What needs to be done:
Search the listing below for "frac". Copy each matching line.

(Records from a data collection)
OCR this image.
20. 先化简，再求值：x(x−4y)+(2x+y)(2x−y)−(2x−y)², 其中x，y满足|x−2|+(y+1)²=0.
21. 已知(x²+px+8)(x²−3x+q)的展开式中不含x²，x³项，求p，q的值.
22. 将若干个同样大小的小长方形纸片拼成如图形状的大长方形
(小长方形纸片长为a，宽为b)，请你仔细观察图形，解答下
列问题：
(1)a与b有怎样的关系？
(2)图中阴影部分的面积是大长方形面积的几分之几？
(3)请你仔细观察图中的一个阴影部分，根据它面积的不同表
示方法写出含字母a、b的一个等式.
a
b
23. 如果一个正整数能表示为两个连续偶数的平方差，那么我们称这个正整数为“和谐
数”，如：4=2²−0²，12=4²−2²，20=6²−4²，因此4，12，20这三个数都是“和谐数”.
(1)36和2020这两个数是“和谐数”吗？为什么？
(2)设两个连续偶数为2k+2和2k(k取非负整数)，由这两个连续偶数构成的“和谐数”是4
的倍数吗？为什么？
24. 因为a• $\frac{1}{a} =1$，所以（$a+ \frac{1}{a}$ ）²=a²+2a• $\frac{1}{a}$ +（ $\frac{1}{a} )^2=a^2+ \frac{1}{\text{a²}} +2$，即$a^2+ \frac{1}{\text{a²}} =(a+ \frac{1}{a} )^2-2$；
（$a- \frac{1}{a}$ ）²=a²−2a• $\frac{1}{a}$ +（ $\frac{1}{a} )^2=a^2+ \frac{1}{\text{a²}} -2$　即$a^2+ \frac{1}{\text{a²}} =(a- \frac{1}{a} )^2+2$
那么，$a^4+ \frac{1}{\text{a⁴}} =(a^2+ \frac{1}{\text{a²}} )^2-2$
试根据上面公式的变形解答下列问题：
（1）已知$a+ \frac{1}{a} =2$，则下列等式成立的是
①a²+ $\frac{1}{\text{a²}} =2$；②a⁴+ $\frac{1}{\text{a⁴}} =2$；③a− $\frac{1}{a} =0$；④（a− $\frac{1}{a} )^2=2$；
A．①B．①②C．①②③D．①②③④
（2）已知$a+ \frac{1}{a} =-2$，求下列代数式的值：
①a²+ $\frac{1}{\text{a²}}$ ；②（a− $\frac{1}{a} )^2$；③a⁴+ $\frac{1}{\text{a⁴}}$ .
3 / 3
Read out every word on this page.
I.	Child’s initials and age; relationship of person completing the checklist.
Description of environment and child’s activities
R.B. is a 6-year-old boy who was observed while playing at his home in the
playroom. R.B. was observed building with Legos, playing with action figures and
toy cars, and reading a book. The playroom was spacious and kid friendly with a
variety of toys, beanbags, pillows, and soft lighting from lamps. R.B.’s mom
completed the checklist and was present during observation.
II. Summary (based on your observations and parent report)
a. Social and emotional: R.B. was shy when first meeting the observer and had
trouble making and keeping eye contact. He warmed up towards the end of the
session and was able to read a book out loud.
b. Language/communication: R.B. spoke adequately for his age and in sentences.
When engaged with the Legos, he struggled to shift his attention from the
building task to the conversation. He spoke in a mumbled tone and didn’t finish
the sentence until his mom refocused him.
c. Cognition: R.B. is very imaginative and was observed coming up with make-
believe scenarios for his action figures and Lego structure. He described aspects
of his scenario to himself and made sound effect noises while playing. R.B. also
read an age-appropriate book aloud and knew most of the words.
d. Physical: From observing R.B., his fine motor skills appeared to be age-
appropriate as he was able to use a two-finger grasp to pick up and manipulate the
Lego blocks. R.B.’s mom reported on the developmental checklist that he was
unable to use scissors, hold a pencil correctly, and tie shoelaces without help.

Solved exercise:
24. 因为a• $\frac{1}{a} =1$，所以（$a+ \frac{1}{a}$ ）²=a²+2a• $\frac{1}{a}$ +（ $\frac{1}{a} )^2=a^2+ \frac{1}{\text{a²}} +2$，即$a^2+ \frac{1}{\text{a²}} =(a+ \frac{1}{a} )^2-2$；
（$a- \frac{1}{a}$ ）²=a²−2a• $\frac{1}{a}$ +（ $\frac{1}{a} )^2=a^2+ \frac{1}{\text{a²}} -2$　即$a^2+ \frac{1}{\text{a²}} =(a- \frac{1}{a} )^2+2$
那么，$a^4+ \frac{1}{\text{a⁴}} =(a^2+ \frac{1}{\text{a²}} )^2-2$
（1）已知$a+ \frac{1}{a} =2$，则下列等式成立的是
①a²+ $\frac{1}{\text{a²}} =2$；②a⁴+ $\frac{1}{\text{a⁴}} =2$；③a− $\frac{1}{a} =0$；④（a− $\frac{1}{a} )^2=2$；
（2）已知$a+ \frac{1}{a} =-2$，求下列代数式的值：
①a²+ $\frac{1}{\text{a²}}$ ；②（a− $\frac{1}{a} )^2$；③a⁴+ $\frac{1}{\text{a⁴}}$ .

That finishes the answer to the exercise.